* [Written problem]
Check each line of the entries below for the string "title"; copy every line where it appears.

--- START ---

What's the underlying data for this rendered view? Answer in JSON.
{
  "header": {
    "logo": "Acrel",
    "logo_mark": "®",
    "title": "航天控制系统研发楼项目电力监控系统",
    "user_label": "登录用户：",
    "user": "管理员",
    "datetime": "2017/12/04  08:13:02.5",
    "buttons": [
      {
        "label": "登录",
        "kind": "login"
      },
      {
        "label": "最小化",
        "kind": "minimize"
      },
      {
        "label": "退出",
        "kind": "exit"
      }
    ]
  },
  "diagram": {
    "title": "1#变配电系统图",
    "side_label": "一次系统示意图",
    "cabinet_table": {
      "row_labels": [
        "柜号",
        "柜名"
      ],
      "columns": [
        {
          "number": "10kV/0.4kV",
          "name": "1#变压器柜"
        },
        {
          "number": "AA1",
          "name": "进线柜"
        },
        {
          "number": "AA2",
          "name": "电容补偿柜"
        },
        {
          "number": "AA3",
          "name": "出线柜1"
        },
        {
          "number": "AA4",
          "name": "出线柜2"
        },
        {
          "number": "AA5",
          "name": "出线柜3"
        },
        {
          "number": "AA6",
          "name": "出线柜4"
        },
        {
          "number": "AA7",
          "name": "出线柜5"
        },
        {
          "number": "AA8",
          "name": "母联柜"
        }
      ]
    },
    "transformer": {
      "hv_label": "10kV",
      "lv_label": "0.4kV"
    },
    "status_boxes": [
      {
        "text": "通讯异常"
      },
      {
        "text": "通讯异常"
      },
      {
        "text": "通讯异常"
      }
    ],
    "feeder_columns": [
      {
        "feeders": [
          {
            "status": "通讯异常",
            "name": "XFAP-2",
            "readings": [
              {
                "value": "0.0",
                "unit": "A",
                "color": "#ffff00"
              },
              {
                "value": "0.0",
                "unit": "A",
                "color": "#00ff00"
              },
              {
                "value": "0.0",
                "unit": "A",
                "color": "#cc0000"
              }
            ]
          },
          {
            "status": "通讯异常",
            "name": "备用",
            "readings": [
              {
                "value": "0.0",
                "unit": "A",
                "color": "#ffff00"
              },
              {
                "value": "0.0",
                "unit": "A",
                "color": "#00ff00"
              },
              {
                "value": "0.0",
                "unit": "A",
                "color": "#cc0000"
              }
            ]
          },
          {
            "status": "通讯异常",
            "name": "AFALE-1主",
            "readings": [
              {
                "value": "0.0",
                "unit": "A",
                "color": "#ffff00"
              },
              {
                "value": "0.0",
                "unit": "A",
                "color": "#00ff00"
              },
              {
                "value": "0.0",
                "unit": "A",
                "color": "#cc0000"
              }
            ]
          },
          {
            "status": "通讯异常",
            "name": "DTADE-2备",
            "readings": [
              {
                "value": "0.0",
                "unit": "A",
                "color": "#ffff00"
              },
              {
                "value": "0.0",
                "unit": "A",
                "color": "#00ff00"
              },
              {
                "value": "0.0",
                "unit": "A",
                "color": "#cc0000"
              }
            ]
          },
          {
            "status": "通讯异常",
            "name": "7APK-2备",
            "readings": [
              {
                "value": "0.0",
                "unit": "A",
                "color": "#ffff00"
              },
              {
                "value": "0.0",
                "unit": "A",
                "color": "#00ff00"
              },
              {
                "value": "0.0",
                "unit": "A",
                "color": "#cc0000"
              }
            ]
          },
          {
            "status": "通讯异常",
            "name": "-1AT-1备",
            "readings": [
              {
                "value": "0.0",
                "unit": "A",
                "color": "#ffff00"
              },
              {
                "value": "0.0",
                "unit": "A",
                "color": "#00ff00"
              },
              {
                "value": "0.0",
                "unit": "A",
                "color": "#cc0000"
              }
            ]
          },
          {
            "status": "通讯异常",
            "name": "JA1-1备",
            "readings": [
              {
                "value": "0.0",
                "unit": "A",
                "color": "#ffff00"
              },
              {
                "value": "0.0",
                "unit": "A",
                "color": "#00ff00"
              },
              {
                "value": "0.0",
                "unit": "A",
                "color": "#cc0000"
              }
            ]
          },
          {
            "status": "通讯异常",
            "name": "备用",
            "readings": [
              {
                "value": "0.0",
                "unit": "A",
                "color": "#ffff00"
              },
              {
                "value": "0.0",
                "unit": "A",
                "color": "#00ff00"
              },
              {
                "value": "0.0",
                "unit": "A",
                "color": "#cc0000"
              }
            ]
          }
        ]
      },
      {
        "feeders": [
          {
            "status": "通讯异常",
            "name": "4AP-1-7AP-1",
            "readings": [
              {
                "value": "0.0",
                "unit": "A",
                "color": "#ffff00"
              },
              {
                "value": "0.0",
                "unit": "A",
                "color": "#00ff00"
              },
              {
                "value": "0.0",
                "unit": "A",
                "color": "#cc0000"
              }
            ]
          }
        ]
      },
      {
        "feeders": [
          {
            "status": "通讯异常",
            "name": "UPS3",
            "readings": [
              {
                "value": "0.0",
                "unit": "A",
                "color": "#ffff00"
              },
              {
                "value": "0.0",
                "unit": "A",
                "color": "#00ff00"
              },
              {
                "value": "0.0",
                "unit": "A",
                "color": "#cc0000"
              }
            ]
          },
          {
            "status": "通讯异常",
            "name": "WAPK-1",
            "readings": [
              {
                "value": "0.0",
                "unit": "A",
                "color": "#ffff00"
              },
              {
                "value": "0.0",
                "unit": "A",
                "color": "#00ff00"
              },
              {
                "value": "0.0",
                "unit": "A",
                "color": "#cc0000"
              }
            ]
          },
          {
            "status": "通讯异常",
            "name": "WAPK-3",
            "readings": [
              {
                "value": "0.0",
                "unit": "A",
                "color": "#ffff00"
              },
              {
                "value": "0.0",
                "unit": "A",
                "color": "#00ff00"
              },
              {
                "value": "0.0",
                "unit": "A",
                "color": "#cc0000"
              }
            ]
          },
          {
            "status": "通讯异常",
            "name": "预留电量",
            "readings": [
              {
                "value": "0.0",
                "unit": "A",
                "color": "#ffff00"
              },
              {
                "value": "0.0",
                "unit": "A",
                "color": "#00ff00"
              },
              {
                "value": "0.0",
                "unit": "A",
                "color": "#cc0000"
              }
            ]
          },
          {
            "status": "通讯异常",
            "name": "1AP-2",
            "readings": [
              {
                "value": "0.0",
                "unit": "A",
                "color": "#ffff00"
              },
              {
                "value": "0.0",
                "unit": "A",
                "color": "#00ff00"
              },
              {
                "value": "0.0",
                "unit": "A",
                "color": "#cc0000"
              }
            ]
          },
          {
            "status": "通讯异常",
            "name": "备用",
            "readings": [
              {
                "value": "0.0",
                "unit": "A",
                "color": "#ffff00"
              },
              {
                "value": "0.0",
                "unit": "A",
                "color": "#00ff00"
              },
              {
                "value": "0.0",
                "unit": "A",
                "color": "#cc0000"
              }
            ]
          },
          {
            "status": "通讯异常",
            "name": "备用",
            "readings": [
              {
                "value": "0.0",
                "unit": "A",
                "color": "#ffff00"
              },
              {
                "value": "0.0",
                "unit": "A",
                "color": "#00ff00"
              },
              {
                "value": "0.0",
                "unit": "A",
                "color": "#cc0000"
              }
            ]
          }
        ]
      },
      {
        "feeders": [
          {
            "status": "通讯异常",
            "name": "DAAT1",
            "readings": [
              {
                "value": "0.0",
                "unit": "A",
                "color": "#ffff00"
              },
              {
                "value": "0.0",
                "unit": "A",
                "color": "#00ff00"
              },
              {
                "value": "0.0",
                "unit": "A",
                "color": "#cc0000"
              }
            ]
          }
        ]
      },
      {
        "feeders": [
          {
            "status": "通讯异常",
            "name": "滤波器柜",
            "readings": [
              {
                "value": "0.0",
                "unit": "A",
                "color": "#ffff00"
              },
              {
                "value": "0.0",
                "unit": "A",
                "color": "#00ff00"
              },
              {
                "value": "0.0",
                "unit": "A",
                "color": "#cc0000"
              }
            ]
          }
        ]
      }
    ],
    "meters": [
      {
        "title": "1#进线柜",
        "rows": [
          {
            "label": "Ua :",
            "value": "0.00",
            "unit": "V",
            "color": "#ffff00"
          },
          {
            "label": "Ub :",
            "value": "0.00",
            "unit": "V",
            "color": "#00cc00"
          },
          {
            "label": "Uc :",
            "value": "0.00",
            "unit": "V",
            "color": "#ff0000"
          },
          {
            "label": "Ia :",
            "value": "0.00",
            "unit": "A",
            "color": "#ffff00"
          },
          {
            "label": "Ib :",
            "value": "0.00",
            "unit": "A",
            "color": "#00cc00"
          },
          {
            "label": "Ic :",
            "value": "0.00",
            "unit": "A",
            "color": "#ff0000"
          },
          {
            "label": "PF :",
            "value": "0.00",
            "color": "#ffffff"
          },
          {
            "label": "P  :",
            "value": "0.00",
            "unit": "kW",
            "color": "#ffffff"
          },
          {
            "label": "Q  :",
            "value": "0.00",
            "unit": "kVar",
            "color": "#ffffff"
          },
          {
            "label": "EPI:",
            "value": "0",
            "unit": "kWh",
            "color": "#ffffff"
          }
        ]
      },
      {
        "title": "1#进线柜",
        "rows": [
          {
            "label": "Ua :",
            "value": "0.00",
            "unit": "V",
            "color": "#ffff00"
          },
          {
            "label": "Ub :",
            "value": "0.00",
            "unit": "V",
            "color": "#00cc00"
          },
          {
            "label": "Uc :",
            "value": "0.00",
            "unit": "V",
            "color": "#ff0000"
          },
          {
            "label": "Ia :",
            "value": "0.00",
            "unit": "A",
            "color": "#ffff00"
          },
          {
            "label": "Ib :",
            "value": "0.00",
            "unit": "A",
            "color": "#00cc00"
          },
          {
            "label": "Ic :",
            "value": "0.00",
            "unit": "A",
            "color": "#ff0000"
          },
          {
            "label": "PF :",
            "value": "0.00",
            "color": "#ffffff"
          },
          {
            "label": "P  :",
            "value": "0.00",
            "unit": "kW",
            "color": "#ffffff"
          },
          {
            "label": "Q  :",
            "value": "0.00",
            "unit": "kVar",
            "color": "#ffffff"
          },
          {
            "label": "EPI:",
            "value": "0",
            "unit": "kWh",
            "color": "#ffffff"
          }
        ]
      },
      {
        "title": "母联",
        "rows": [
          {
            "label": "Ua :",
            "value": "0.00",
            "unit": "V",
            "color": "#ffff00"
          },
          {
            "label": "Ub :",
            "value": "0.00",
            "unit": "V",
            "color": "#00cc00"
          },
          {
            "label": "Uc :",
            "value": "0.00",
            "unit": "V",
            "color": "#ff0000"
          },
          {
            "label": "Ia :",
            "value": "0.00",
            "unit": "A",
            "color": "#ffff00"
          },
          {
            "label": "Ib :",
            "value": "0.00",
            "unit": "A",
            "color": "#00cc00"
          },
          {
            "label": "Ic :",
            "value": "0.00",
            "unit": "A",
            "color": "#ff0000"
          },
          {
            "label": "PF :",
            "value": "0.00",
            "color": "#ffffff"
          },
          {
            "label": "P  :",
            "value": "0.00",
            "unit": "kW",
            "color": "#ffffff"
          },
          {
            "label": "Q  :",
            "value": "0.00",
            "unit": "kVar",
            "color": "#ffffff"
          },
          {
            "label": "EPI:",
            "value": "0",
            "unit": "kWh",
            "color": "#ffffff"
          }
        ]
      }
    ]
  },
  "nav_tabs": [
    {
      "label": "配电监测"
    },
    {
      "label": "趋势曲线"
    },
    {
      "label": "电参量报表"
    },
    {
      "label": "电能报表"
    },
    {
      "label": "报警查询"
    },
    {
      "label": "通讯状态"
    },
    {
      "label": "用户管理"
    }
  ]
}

--- END ---

* [Output of the exercise]
    "title": "航天控制系统研发楼项目电力监控系统",
    "title": "1#变配电系统图",
        "title": "1#进线柜",
        "title": "1#进线柜",
        "title": "母联",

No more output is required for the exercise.